WHAT NEEDS TO BE DONE - Format the rows below as a numbered list, skipping any blank lines.

Stored data:
────────────────

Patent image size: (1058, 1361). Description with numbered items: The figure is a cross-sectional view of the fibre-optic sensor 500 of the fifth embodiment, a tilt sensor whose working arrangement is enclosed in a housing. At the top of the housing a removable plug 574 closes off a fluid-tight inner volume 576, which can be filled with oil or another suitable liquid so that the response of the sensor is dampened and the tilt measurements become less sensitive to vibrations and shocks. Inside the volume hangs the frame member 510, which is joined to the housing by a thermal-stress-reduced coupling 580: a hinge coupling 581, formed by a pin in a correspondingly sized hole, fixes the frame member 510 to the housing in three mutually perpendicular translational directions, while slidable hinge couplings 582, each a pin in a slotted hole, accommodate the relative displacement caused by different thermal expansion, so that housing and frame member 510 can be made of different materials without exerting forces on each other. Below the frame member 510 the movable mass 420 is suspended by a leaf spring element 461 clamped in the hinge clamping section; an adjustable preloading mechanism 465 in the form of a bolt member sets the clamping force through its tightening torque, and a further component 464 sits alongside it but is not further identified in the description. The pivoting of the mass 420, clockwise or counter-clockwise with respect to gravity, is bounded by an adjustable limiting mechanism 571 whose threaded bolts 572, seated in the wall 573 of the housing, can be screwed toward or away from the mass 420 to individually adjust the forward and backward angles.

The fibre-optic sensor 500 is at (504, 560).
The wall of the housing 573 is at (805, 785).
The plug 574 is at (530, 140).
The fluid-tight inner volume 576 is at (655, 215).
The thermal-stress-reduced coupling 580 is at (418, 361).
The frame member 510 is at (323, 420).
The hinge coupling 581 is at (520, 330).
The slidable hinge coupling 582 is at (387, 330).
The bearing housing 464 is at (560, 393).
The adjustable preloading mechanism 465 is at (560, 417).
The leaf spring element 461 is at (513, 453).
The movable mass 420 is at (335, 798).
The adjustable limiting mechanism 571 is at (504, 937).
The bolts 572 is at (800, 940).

────────────────

COMPLETE RESPONSE -
1. Patent image size: (1058, 1361). Description with numbered items: The figure is a cross-sectional view of the fibre-optic sensor 500 of the fifth embodiment, a tilt sensor whose working arrangement is enclosed in a housing. At the top of the housing a removable plug 574 closes off a fluid-tight inner volume 576, which can be filled with oil or another suitable liquid so that the response of the sensor is dampened and the tilt measurements become less sensitive to vibrations and shocks. Inside the volume hangs the frame member 510, which is joined to the housing by a thermal-stress-reduced coupling 580: a hinge coupling 581, formed by a pin in a correspondingly sized hole, fixes the frame member 510 to the housing in three mutually perpendicular translational directions, while slidable hinge couplings 582, each a pin in a slotted hole, accommodate the relative displacement caused by different thermal expansion, so that housing and frame member 510 can be made of different materials without exerting forces on each other. Below the frame member 510 the movable mass 420 is suspended by a leaf spring element 461 clamped in the hinge clamping section; an adjustable preloading mechanism 465 in the form of a bolt member sets the clamping force through its tightening torque, and a further component 464 sits alongside it but is not further identified in the description. The pivoting of the mass 420, clockwise or counter-clockwise with respect to gravity, is bounded by an adjustable limiting mechanism 571 whose threaded bolts 572, seated in the wall 573 of the housing, can be screwed toward or away from the mass 420 to individually adjust the forward and backward angles.
2. The fibre-optic sensor 500 is at (504, 560).
3. The wall of the housing 573 is at (805, 785).
4. The plug 574 is at (530, 140).
5. The fluid-tight inner volume 576 is at (655, 215).
6. The thermal-stress-reduced coupling 580 is at (418, 361).
7. The frame member 510 is at (323, 420).
8. The hinge coupling 581 is at (520, 330).
9. The slidable hinge coupling 582 is at (387, 330).
10. The bearing housing 464 is at (560, 393).
11. The adjustable preloading mechanism 465 is at (560, 417).
12. The leaf spring element 461 is at (513, 453).
13. The movable mass 420 is at (335, 798).
14. The adjustable limiting mechanism 571 is at (504, 937).
15. The bolts 572 is at (800, 940).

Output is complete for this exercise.